Reproduce the records below in full and word for word, excluding pictures.

■ **Entries shown**:
◇ ◇ ◇ ◇ ◇ ◇ ◇
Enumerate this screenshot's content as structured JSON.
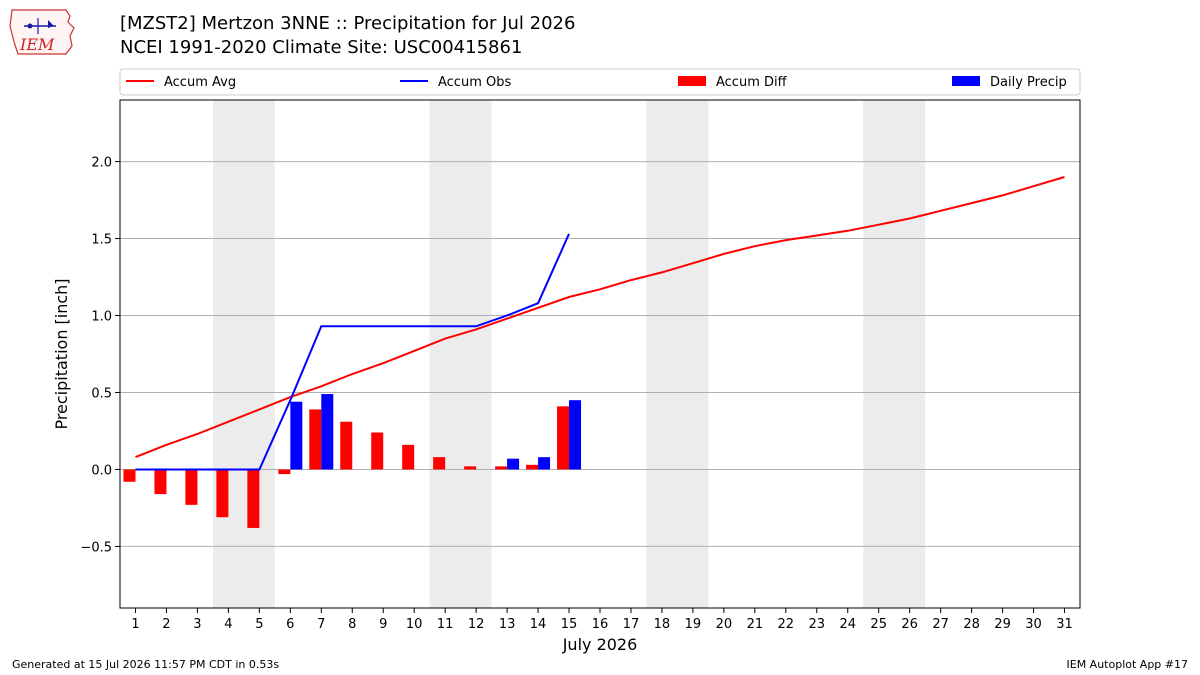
{
  "header": {
    "title_line1": "[MZST2] Mertzon 3NNE :: Precipitation for Jul 2026",
    "title_line2": "NCEI 1991-2020 Climate Site: USC00415861",
    "logo_text": "IEM"
  },
  "footer": {
    "generated": "Generated at 15 Jul 2026 11:57 PM CDT in 0.53s",
    "app": "IEM Autoplot App #17"
  },
  "colors": {
    "avg": "#ff0000",
    "obs": "#0000ff",
    "diff": "#ff0000",
    "daily": "#0000ff",
    "weekend_shade": "#ececec",
    "grid": "#b0b0b0"
  },
  "chart_data": {
    "type": "bar",
    "xlabel": "July 2026",
    "ylabel": "Precipitation [inch]",
    "xlim": [
      0.5,
      31.5
    ],
    "ylim": [
      -0.9,
      2.4
    ],
    "yticks": [
      -0.5,
      0.0,
      0.5,
      1.0,
      1.5,
      2.0
    ],
    "ytick_labels": [
      "−0.5",
      "0.0",
      "0.5",
      "1.0",
      "1.5",
      "2.0"
    ],
    "days": [
      1,
      2,
      3,
      4,
      5,
      6,
      7,
      8,
      9,
      10,
      11,
      12,
      13,
      14,
      15,
      16,
      17,
      18,
      19,
      20,
      21,
      22,
      23,
      24,
      25,
      26,
      27,
      28,
      29,
      30,
      31
    ],
    "weekend_bands": [
      [
        3.5,
        5.5
      ],
      [
        10.5,
        12.5
      ],
      [
        17.5,
        19.5
      ],
      [
        24.5,
        26.5
      ]
    ],
    "grid": true,
    "legend_position": "top",
    "series": [
      {
        "name": "Accum Avg",
        "kind": "line",
        "x": [
          1,
          2,
          3,
          4,
          5,
          6,
          7,
          8,
          9,
          10,
          11,
          12,
          13,
          14,
          15,
          16,
          17,
          18,
          19,
          20,
          21,
          22,
          23,
          24,
          25,
          26,
          27,
          28,
          29,
          30,
          31
        ],
        "values": [
          0.08,
          0.16,
          0.23,
          0.31,
          0.39,
          0.47,
          0.54,
          0.62,
          0.69,
          0.77,
          0.85,
          0.91,
          0.98,
          1.05,
          1.12,
          1.17,
          1.23,
          1.28,
          1.34,
          1.4,
          1.45,
          1.49,
          1.52,
          1.55,
          1.59,
          1.63,
          1.68,
          1.73,
          1.78,
          1.84,
          1.9
        ]
      },
      {
        "name": "Accum Obs",
        "kind": "line",
        "x": [
          1,
          2,
          3,
          4,
          5,
          6,
          7,
          8,
          9,
          10,
          11,
          12,
          13,
          14,
          15
        ],
        "values": [
          0.0,
          0.0,
          0.0,
          0.0,
          0.0,
          0.45,
          0.93,
          0.93,
          0.93,
          0.93,
          0.93,
          0.93,
          1.0,
          1.08,
          1.53
        ]
      },
      {
        "name": "Accum Diff",
        "kind": "bar",
        "x": [
          1,
          2,
          3,
          4,
          5,
          6,
          7,
          8,
          9,
          10,
          11,
          12,
          13,
          14,
          15
        ],
        "values": [
          -0.08,
          -0.16,
          -0.23,
          -0.31,
          -0.38,
          -0.03,
          0.39,
          0.31,
          0.24,
          0.16,
          0.08,
          0.02,
          0.02,
          0.03,
          0.41
        ]
      },
      {
        "name": "Daily Precip",
        "kind": "bar",
        "x": [
          1,
          2,
          3,
          4,
          5,
          6,
          7,
          8,
          9,
          10,
          11,
          12,
          13,
          14,
          15
        ],
        "values": [
          0.0,
          0.0,
          0.0,
          0.0,
          0.0,
          0.44,
          0.49,
          0.0,
          0.0,
          0.0,
          0.0,
          0.0,
          0.07,
          0.08,
          0.45
        ]
      }
    ]
  }
}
◇ ◇ ◇ ◇ ◇ ◇ ◇
■ **Full output**:
Enumerate this screenshot's content as structured JSON.
{
  "header": {
    "title_line1": "[MZST2] Mertzon 3NNE :: Precipitation for Jul 2026",
    "title_line2": "NCEI 1991-2020 Climate Site: USC00415861",
    "logo_text": "IEM"
  },
  "footer": {
    "generated": "Generated at 15 Jul 2026 11:57 PM CDT in 0.53s",
    "app": "IEM Autoplot App #17"
  },
  "colors": {
    "avg": "#ff0000",
    "obs": "#0000ff",
    "diff": "#ff0000",
    "daily": "#0000ff",
    "weekend_shade": "#ececec",
    "grid": "#b0b0b0"
  },
  "chart_data": {
    "type": "bar",
    "xlabel": "July 2026",
    "ylabel": "Precipitation [inch]",
    "xlim": [
      0.5,
      31.5
    ],
    "ylim": [
      -0.9,
      2.4
    ],
    "yticks": [
      -0.5,
      0.0,
      0.5,
      1.0,
      1.5,
      2.0
    ],
    "ytick_labels": [
      "−0.5",
      "0.0",
      "0.5",
      "1.0",
      "1.5",
      "2.0"
    ],
    "days": [
      1,
      2,
      3,
      4,
      5,
      6,
      7,
      8,
      9,
      10,
      11,
      12,
      13,
      14,
      15,
      16,
      17,
      18,
      19,
      20,
      21,
      22,
      23,
      24,
      25,
      26,
      27,
      28,
      29,
      30,
      31
    ],
    "weekend_bands": [
      [
        3.5,
        5.5
      ],
      [
        10.5,
        12.5
      ],
      [
        17.5,
        19.5
      ],
      [
        24.5,
        26.5
      ]
    ],
    "grid": true,
    "legend_position": "top",
    "series": [
      {
        "name": "Accum Avg",
        "kind": "line",
        "x": [
          1,
          2,
          3,
          4,
          5,
          6,
          7,
          8,
          9,
          10,
          11,
          12,
          13,
          14,
          15,
          16,
          17,
          18,
          19,
          20,
          21,
          22,
          23,
          24,
          25,
          26,
          27,
          28,
          29,
          30,
          31
        ],
        "values": [
          0.08,
          0.16,
          0.23,
          0.31,
          0.39,
          0.47,
          0.54,
          0.62,
          0.69,
          0.77,
          0.85,
          0.91,
          0.98,
          1.05,
          1.12,
          1.17,
          1.23,
          1.28,
          1.34,
          1.4,
          1.45,
          1.49,
          1.52,
          1.55,
          1.59,
          1.63,
          1.68,
          1.73,
          1.78,
          1.84,
          1.9
        ]
      },
      {
        "name": "Accum Obs",
        "kind": "line",
        "x": [
          1,
          2,
          3,
          4,
          5,
          6,
          7,
          8,
          9,
          10,
          11,
          12,
          13,
          14,
          15
        ],
        "values": [
          0.0,
          0.0,
          0.0,
          0.0,
          0.0,
          0.45,
          0.93,
          0.93,
          0.93,
          0.93,
          0.93,
          0.93,
          1.0,
          1.08,
          1.53
        ]
      },
      {
        "name": "Accum Diff",
        "kind": "bar",
        "x": [
          1,
          2,
          3,
          4,
          5,
          6,
          7,
          8,
          9,
          10,
          11,
          12,
          13,
          14,
          15
        ],
        "values": [
          -0.08,
          -0.16,
          -0.23,
          -0.31,
          -0.38,
          -0.03,
          0.39,
          0.31,
          0.24,
          0.16,
          0.08,
          0.02,
          0.02,
          0.03,
          0.41
        ]
      },
      {
        "name": "Daily Precip",
        "kind": "bar",
        "x": [
          1,
          2,
          3,
          4,
          5,
          6,
          7,
          8,
          9,
          10,
          11,
          12,
          13,
          14,
          15
        ],
        "values": [
          0.0,
          0.0,
          0.0,
          0.0,
          0.0,
          0.44,
          0.49,
          0.0,
          0.0,
          0.0,
          0.0,
          0.0,
          0.07,
          0.08,
          0.45
        ]
      }
    ]
  }
}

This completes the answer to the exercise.